◆ Exercise: Reproduce the records below in full and without edits, omitting images.

◆ Records to process:

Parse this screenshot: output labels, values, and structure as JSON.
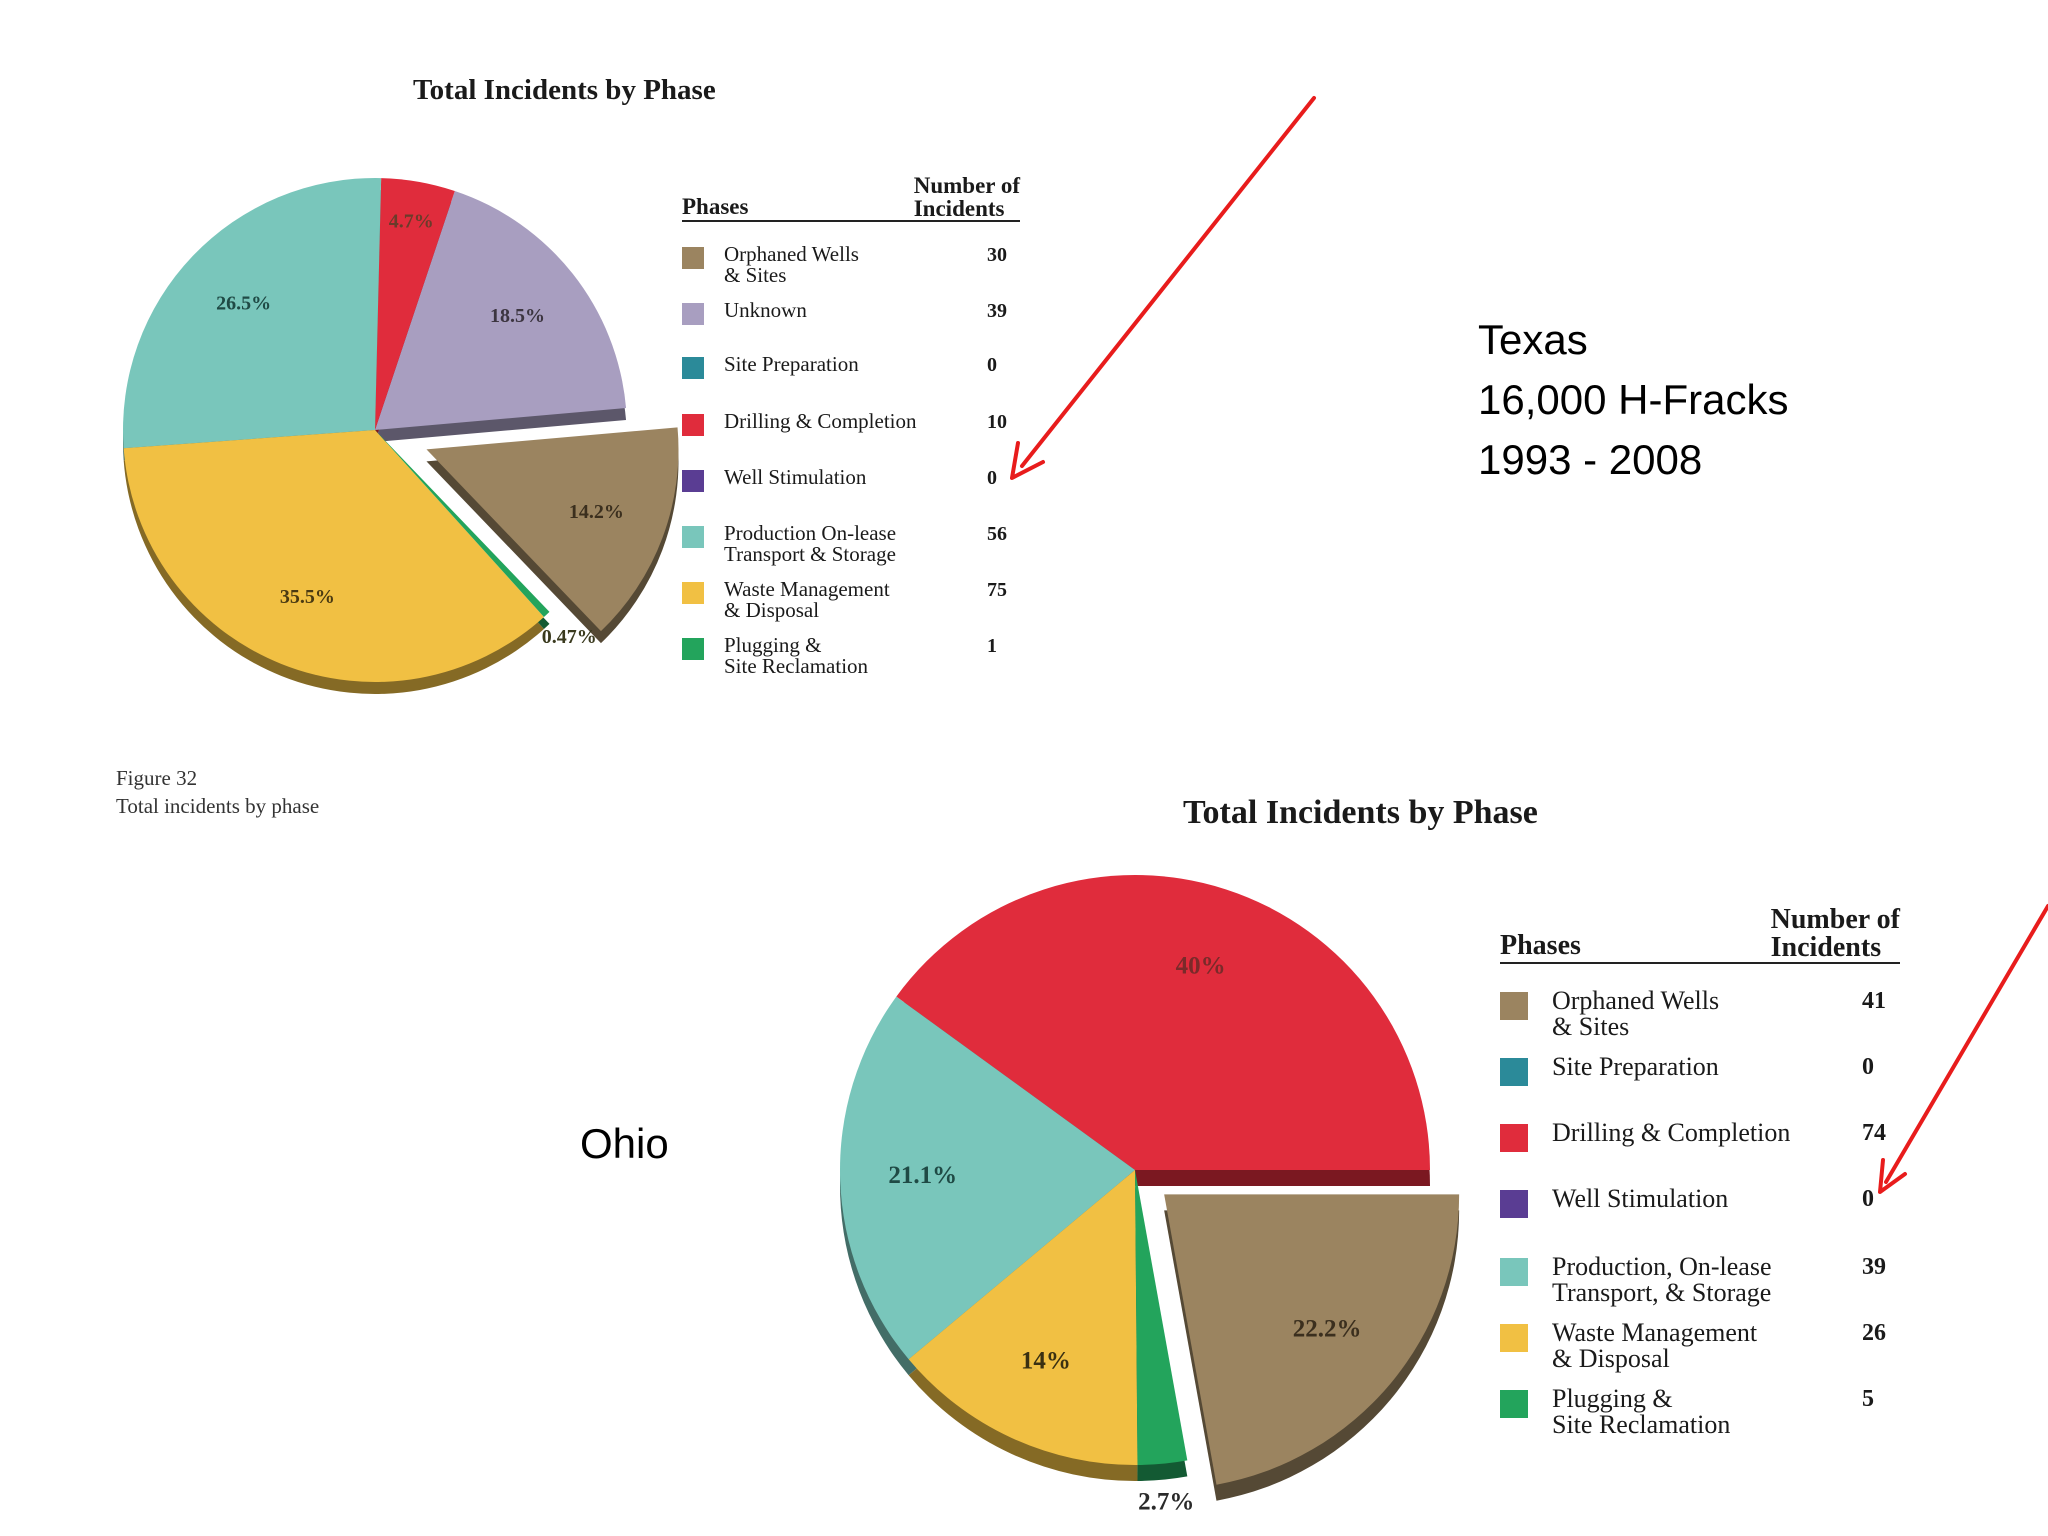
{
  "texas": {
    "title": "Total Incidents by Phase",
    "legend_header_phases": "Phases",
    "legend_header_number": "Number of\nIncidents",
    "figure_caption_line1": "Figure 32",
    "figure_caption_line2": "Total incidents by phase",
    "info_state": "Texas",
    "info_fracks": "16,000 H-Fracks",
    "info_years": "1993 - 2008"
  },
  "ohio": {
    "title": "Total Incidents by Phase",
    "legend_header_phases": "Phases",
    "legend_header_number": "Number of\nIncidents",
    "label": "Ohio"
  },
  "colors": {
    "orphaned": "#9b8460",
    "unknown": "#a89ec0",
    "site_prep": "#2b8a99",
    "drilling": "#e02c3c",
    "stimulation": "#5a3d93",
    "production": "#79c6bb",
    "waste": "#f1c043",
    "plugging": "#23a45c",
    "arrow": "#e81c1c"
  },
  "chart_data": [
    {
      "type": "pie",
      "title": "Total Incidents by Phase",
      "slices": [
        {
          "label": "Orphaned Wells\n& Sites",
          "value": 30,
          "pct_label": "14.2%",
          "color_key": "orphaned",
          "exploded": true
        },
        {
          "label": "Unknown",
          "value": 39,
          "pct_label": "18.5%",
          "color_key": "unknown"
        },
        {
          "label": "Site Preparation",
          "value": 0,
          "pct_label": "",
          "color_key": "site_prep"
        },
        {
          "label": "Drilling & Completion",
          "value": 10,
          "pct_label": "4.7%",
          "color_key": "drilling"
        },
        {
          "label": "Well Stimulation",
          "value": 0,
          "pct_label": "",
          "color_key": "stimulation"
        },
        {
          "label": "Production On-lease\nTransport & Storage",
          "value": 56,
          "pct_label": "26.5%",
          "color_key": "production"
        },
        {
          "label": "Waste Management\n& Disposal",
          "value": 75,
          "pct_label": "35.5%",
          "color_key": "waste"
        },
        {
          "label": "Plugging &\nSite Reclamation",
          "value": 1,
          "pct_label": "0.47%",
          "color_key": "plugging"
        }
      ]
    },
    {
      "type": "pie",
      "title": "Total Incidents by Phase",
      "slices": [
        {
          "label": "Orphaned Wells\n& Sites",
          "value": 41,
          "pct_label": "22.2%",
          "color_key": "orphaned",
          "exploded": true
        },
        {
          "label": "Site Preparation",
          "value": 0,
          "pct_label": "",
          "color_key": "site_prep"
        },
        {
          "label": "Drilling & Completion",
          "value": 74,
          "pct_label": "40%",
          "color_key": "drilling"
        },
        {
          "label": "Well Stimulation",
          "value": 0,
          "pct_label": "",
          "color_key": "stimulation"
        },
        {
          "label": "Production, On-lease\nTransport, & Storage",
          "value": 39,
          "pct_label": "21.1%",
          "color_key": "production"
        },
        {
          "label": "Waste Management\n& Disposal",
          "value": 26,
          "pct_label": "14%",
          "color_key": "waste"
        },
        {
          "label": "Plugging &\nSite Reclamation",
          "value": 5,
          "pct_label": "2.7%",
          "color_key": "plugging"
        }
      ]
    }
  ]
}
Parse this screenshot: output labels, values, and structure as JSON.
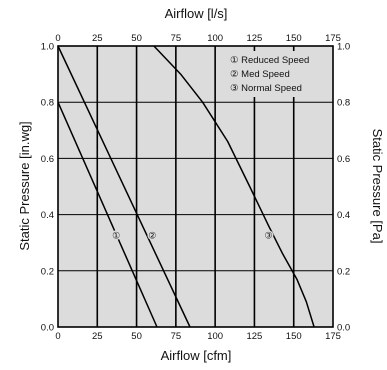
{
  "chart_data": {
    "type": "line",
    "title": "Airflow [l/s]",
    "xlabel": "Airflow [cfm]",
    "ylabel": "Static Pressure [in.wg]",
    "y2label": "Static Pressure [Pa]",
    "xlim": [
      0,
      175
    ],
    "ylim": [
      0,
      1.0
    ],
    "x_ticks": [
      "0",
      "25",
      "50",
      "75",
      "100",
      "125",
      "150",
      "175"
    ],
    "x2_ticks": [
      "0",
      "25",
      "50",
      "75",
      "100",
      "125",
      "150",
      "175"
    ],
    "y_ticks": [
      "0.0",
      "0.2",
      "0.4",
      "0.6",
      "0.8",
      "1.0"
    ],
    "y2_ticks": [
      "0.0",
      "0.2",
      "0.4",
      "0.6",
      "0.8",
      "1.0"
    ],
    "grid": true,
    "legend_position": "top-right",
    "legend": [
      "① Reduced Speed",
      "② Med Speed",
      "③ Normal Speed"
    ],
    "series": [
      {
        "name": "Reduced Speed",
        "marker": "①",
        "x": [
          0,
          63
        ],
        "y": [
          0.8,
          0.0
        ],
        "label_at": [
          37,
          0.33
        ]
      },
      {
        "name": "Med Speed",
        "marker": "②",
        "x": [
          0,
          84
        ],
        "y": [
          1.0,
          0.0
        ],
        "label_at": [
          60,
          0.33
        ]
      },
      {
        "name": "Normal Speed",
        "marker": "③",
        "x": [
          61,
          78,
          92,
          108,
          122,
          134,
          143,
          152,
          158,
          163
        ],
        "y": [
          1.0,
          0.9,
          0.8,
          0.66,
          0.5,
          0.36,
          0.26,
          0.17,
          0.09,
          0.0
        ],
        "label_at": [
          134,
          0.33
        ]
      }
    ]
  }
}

◆ Finished answer:
Parse this screenshot: output labels, values, and structure as JSON.
{
  "texas": {
    "title": "Total Incidents by Phase",
    "legend_header_phases": "Phases",
    "legend_header_number": "Number of\nIncidents",
    "figure_caption_line1": "Figure 32",
    "figure_caption_line2": "Total incidents by phase",
    "info_state": "Texas",
    "info_fracks": "16,000 H-Fracks",
    "info_years": "1993 - 2008"
  },
  "ohio": {
    "title": "Total Incidents by Phase",
    "legend_header_phases": "Phases",
    "legend_header_number": "Number of\nIncidents",
    "label": "Ohio"
  },
  "colors": {
    "orphaned": "#9b8460",
    "unknown": "#a89ec0",
    "site_prep": "#2b8a99",
    "drilling": "#e02c3c",
    "stimulation": "#5a3d93",
    "production": "#79c6bb",
    "waste": "#f1c043",
    "plugging": "#23a45c",
    "arrow": "#e81c1c"
  },
  "chart_data": [
    {
      "type": "pie",
      "title": "Total Incidents by Phase",
      "slices": [
        {
          "label": "Orphaned Wells\n& Sites",
          "value": 30,
          "pct_label": "14.2%",
          "color_key": "orphaned",
          "exploded": true
        },
        {
          "label": "Unknown",
          "value": 39,
          "pct_label": "18.5%",
          "color_key": "unknown"
        },
        {
          "label": "Site Preparation",
          "value": 0,
          "pct_label": "",
          "color_key": "site_prep"
        },
        {
          "label": "Drilling & Completion",
          "value": 10,
          "pct_label": "4.7%",
          "color_key": "drilling"
        },
        {
          "label": "Well Stimulation",
          "value": 0,
          "pct_label": "",
          "color_key": "stimulation"
        },
        {
          "label": "Production On-lease\nTransport & Storage",
          "value": 56,
          "pct_label": "26.5%",
          "color_key": "production"
        },
        {
          "label": "Waste Management\n& Disposal",
          "value": 75,
          "pct_label": "35.5%",
          "color_key": "waste"
        },
        {
          "label": "Plugging &\nSite Reclamation",
          "value": 1,
          "pct_label": "0.47%",
          "color_key": "plugging"
        }
      ]
    },
    {
      "type": "pie",
      "title": "Total Incidents by Phase",
      "slices": [
        {
          "label": "Orphaned Wells\n& Sites",
          "value": 41,
          "pct_label": "22.2%",
          "color_key": "orphaned",
          "exploded": true
        },
        {
          "label": "Site Preparation",
          "value": 0,
          "pct_label": "",
          "color_key": "site_prep"
        },
        {
          "label": "Drilling & Completion",
          "value": 74,
          "pct_label": "40%",
          "color_key": "drilling"
        },
        {
          "label": "Well Stimulation",
          "value": 0,
          "pct_label": "",
          "color_key": "stimulation"
        },
        {
          "label": "Production, On-lease\nTransport, & Storage",
          "value": 39,
          "pct_label": "21.1%",
          "color_key": "production"
        },
        {
          "label": "Waste Management\n& Disposal",
          "value": 26,
          "pct_label": "14%",
          "color_key": "waste"
        },
        {
          "label": "Plugging &\nSite Reclamation",
          "value": 5,
          "pct_label": "2.7%",
          "color_key": "plugging"
        }
      ]
    }
  ]
}
Parse this screenshot: output labels, values, and structure as JSON.
{
  "chart_data": {
    "type": "line",
    "title": "Airflow [l/s]",
    "xlabel": "Airflow [cfm]",
    "ylabel": "Static Pressure [in.wg]",
    "y2label": "Static Pressure [Pa]",
    "xlim": [
      0,
      175
    ],
    "ylim": [
      0,
      1.0
    ],
    "x_ticks": [
      "0",
      "25",
      "50",
      "75",
      "100",
      "125",
      "150",
      "175"
    ],
    "x2_ticks": [
      "0",
      "25",
      "50",
      "75",
      "100",
      "125",
      "150",
      "175"
    ],
    "y_ticks": [
      "0.0",
      "0.2",
      "0.4",
      "0.6",
      "0.8",
      "1.0"
    ],
    "y2_ticks": [
      "0.0",
      "0.2",
      "0.4",
      "0.6",
      "0.8",
      "1.0"
    ],
    "grid": true,
    "legend_position": "top-right",
    "legend": [
      "① Reduced Speed",
      "② Med Speed",
      "③ Normal Speed"
    ],
    "series": [
      {
        "name": "Reduced Speed",
        "marker": "①",
        "x": [
          0,
          63
        ],
        "y": [
          0.8,
          0.0
        ],
        "label_at": [
          37,
          0.33
        ]
      },
      {
        "name": "Med Speed",
        "marker": "②",
        "x": [
          0,
          84
        ],
        "y": [
          1.0,
          0.0
        ],
        "label_at": [
          60,
          0.33
        ]
      },
      {
        "name": "Normal Speed",
        "marker": "③",
        "x": [
          61,
          78,
          92,
          108,
          122,
          134,
          143,
          152,
          158,
          163
        ],
        "y": [
          1.0,
          0.9,
          0.8,
          0.66,
          0.5,
          0.36,
          0.26,
          0.17,
          0.09,
          0.0
        ],
        "label_at": [
          134,
          0.33
        ]
      }
    ]
  }
}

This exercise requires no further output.